BEGIN Material for the task
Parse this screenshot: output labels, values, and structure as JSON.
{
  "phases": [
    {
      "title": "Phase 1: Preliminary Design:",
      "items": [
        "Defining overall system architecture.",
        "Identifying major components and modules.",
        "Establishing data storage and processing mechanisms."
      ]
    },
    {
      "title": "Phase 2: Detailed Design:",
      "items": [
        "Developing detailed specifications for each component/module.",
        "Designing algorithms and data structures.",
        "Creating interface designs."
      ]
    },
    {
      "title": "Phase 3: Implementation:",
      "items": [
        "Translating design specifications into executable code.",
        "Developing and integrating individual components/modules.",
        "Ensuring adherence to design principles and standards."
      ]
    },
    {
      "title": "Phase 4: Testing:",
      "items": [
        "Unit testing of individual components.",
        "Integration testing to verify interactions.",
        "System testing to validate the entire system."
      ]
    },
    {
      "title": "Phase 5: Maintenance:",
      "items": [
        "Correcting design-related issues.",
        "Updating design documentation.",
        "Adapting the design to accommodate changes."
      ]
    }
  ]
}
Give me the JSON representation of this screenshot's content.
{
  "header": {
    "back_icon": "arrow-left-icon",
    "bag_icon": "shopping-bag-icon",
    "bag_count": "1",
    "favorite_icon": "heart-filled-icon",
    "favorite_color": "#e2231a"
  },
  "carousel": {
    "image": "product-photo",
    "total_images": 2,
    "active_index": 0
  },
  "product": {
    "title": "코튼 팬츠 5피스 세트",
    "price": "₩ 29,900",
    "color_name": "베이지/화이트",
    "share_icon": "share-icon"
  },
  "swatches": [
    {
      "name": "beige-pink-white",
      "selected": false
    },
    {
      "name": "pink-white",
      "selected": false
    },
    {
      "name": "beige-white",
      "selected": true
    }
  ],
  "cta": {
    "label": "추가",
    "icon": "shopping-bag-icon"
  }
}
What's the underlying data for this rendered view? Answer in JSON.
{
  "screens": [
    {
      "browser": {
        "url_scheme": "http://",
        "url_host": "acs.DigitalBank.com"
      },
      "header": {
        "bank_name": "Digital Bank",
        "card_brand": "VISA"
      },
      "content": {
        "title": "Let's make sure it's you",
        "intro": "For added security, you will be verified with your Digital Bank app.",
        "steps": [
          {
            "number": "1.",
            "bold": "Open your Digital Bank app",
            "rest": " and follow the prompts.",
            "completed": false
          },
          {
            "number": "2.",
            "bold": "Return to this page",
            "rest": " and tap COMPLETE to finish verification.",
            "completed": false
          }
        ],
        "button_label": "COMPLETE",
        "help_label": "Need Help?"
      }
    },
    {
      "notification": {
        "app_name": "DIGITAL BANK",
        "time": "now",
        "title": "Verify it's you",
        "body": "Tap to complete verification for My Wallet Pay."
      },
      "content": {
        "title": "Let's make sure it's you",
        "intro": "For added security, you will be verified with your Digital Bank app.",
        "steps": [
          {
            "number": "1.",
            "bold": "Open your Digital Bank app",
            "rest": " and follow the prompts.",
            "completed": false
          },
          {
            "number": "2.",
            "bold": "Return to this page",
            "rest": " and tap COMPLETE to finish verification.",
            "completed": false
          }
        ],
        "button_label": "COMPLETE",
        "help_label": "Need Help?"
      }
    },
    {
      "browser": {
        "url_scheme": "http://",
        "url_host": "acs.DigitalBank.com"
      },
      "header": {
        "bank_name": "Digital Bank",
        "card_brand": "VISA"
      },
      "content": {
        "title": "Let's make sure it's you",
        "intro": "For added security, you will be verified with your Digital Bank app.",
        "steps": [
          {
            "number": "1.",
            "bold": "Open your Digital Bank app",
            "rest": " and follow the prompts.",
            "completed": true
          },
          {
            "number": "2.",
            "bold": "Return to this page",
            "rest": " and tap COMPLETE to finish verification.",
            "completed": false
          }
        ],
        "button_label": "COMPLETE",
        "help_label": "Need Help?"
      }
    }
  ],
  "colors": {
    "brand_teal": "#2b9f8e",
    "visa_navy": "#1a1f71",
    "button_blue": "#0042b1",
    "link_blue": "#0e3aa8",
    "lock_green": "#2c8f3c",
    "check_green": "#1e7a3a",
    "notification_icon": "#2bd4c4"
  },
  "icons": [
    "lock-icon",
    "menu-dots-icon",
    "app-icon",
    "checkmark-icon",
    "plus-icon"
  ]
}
END Material for the task
**What you need to do**: Take the entries and copy them out exactly.

**Exercise response**:
Parse this screenshot: output labels, values, and structure as JSON.
{
  "phases": [
    {
      "title": "Phase 1: Preliminary Design:",
      "items": [
        "Defining overall system architecture.",
        "Identifying major components and modules.",
        "Establishing data storage and processing mechanisms."
      ]
    },
    {
      "title": "Phase 2: Detailed Design:",
      "items": [
        "Developing detailed specifications for each component/module.",
        "Designing algorithms and data structures.",
        "Creating interface designs."
      ]
    },
    {
      "title": "Phase 3: Implementation:",
      "items": [
        "Translating design specifications into executable code.",
        "Developing and integrating individual components/modules.",
        "Ensuring adherence to design principles and standards."
      ]
    },
    {
      "title": "Phase 4: Testing:",
      "items": [
        "Unit testing of individual components.",
        "Integration testing to verify interactions.",
        "System testing to validate the entire system."
      ]
    },
    {
      "title": "Phase 5: Maintenance:",
      "items": [
        "Correcting design-related issues.",
        "Updating design documentation.",
        "Adapting the design to accommodate changes."
      ]
    }
  ]
}
Give me the JSON representation of this screenshot's content.
{
  "header": {
    "back_icon": "arrow-left-icon",
    "bag_icon": "shopping-bag-icon",
    "bag_count": "1",
    "favorite_icon": "heart-filled-icon",
    "favorite_color": "#e2231a"
  },
  "carousel": {
    "image": "product-photo",
    "total_images": 2,
    "active_index": 0
  },
  "product": {
    "title": "코튼 팬츠 5피스 세트",
    "price": "₩ 29,900",
    "color_name": "베이지/화이트",
    "share_icon": "share-icon"
  },
  "swatches": [
    {
      "name": "beige-pink-white",
      "selected": false
    },
    {
      "name": "pink-white",
      "selected": false
    },
    {
      "name": "beige-white",
      "selected": true
    }
  ],
  "cta": {
    "label": "추가",
    "icon": "shopping-bag-icon"
  }
}
What's the underlying data for this rendered view? Answer in JSON.
{
  "screens": [
    {
      "browser": {
        "url_scheme": "http://",
        "url_host": "acs.DigitalBank.com"
      },
      "header": {
        "bank_name": "Digital Bank",
        "card_brand": "VISA"
      },
      "content": {
        "title": "Let's make sure it's you",
        "intro": "For added security, you will be verified with your Digital Bank app.",
        "steps": [
          {
            "number": "1.",
            "bold": "Open your Digital Bank app",
            "rest": " and follow the prompts.",
            "completed": false
          },
          {
            "number": "2.",
            "bold": "Return to this page",
            "rest": " and tap COMPLETE to finish verification.",
            "completed": false
          }
        ],
        "button_label": "COMPLETE",
        "help_label": "Need Help?"
      }
    },
    {
      "notification": {
        "app_name": "DIGITAL BANK",
        "time": "now",
        "title": "Verify it's you",
        "body": "Tap to complete verification for My Wallet Pay."
      },
      "content": {
        "title": "Let's make sure it's you",
        "intro": "For added security, you will be verified with your Digital Bank app.",
        "steps": [
          {
            "number": "1.",
            "bold": "Open your Digital Bank app",
            "rest": " and follow the prompts.",
            "completed": false
          },
          {
            "number": "2.",
            "bold": "Return to this page",
            "rest": " and tap COMPLETE to finish verification.",
            "completed": false
          }
        ],
        "button_label": "COMPLETE",
        "help_label": "Need Help?"
      }
    },
    {
      "browser": {
        "url_scheme": "http://",
        "url_host": "acs.DigitalBank.com"
      },
      "header": {
        "bank_name": "Digital Bank",
        "card_brand": "VISA"
      },
      "content": {
        "title": "Let's make sure it's you",
        "intro": "For added security, you will be verified with your Digital Bank app.",
        "steps": [
          {
            "number": "1.",
            "bold": "Open your Digital Bank app",
            "rest": " and follow the prompts.",
            "completed": true
          },
          {
            "number": "2.",
            "bold": "Return to this page",
            "rest": " and tap COMPLETE to finish verification.",
            "completed": false
          }
        ],
        "button_label": "COMPLETE",
        "help_label": "Need Help?"
      }
    }
  ],
  "colors": {
    "brand_teal": "#2b9f8e",
    "visa_navy": "#1a1f71",
    "button_blue": "#0042b1",
    "link_blue": "#0e3aa8",
    "lock_green": "#2c8f3c",
    "check_green": "#1e7a3a",
    "notification_icon": "#2bd4c4"
  },
  "icons": [
    "lock-icon",
    "menu-dots-icon",
    "app-icon",
    "checkmark-icon",
    "plus-icon"
  ]
}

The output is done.